Layout records
■ ■ ■ ■

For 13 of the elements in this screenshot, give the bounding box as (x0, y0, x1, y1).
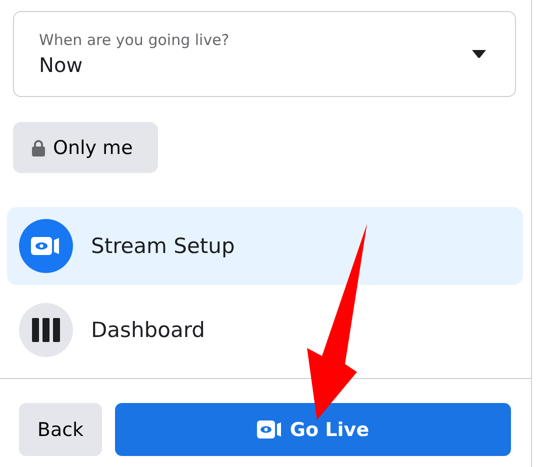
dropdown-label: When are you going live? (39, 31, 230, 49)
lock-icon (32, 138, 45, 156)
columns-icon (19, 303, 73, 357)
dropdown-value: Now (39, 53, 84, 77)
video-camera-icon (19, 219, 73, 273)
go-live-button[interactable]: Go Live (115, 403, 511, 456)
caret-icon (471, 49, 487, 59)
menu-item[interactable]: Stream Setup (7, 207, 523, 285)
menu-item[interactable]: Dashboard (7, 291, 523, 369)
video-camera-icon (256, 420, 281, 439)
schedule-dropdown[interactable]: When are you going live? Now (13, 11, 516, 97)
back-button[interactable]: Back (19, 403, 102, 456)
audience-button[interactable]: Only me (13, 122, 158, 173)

■ ■ ■ ■

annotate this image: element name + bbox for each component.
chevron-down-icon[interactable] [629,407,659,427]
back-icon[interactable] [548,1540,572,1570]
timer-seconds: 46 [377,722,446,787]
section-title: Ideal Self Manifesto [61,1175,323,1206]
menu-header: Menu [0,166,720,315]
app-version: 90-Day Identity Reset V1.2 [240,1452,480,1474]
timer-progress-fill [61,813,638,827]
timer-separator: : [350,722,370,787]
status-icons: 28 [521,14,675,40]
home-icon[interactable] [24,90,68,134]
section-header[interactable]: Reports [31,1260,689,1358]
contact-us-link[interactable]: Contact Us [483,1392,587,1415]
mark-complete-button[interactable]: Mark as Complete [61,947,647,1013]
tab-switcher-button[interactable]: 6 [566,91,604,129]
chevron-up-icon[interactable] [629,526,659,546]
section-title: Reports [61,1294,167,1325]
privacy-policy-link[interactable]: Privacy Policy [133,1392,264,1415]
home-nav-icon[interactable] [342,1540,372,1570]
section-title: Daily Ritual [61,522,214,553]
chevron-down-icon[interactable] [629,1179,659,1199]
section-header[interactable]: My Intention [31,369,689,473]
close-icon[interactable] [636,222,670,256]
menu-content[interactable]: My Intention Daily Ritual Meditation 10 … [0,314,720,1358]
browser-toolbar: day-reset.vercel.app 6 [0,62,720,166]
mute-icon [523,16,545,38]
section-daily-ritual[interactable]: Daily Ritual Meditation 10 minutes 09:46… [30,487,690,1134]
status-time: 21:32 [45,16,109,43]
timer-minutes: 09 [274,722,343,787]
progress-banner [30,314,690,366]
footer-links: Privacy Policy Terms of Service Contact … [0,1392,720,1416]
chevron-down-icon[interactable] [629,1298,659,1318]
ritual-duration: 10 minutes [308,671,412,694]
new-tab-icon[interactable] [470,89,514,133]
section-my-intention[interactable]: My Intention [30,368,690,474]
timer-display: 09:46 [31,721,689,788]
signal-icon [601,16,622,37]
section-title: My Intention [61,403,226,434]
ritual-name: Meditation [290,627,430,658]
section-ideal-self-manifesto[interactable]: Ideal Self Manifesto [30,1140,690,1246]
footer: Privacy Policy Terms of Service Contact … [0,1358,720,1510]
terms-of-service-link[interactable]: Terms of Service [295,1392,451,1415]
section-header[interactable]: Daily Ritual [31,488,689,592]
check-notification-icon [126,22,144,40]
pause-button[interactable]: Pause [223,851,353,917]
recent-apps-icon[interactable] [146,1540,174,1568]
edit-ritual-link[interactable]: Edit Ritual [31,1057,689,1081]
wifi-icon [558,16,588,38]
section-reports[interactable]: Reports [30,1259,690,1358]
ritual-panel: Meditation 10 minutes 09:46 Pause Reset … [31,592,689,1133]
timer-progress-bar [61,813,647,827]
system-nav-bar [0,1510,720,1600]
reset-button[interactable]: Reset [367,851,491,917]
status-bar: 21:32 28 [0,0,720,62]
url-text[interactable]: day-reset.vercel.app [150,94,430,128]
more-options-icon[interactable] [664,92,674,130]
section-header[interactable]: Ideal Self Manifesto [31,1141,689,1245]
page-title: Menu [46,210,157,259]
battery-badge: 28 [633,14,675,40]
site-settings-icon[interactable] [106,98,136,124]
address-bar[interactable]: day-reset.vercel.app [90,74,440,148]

■ ■ ■ ■

— What is expected —
Render the lines starting at the one containing "annotate this image: element" and ending at the one containing "timer-progress-fill [61,813,638,827]" as a Markdown table with the columns Number and Entry, leaving out any blank lines.

— Worked answer —
| Number | Entry |
|---|---|
| 1 | annotate this image: element name + bbox for each component. |
| 2 | chevron-down-icon[interactable] [629,407,659,427] |
| 3 | back-icon[interactable] [548,1540,572,1570] |
| 4 | timer-seconds: 46 [377,722,446,787] |
| 5 | section-title: Ideal Self Manifesto [61,1175,323,1206] |
| 6 | menu-header: Menu [0,166,720,315] |
| 7 | app-version: 90-Day Identity Reset V1.2 [240,1452,480,1474] |
| 8 | timer-progress-fill [61,813,638,827] |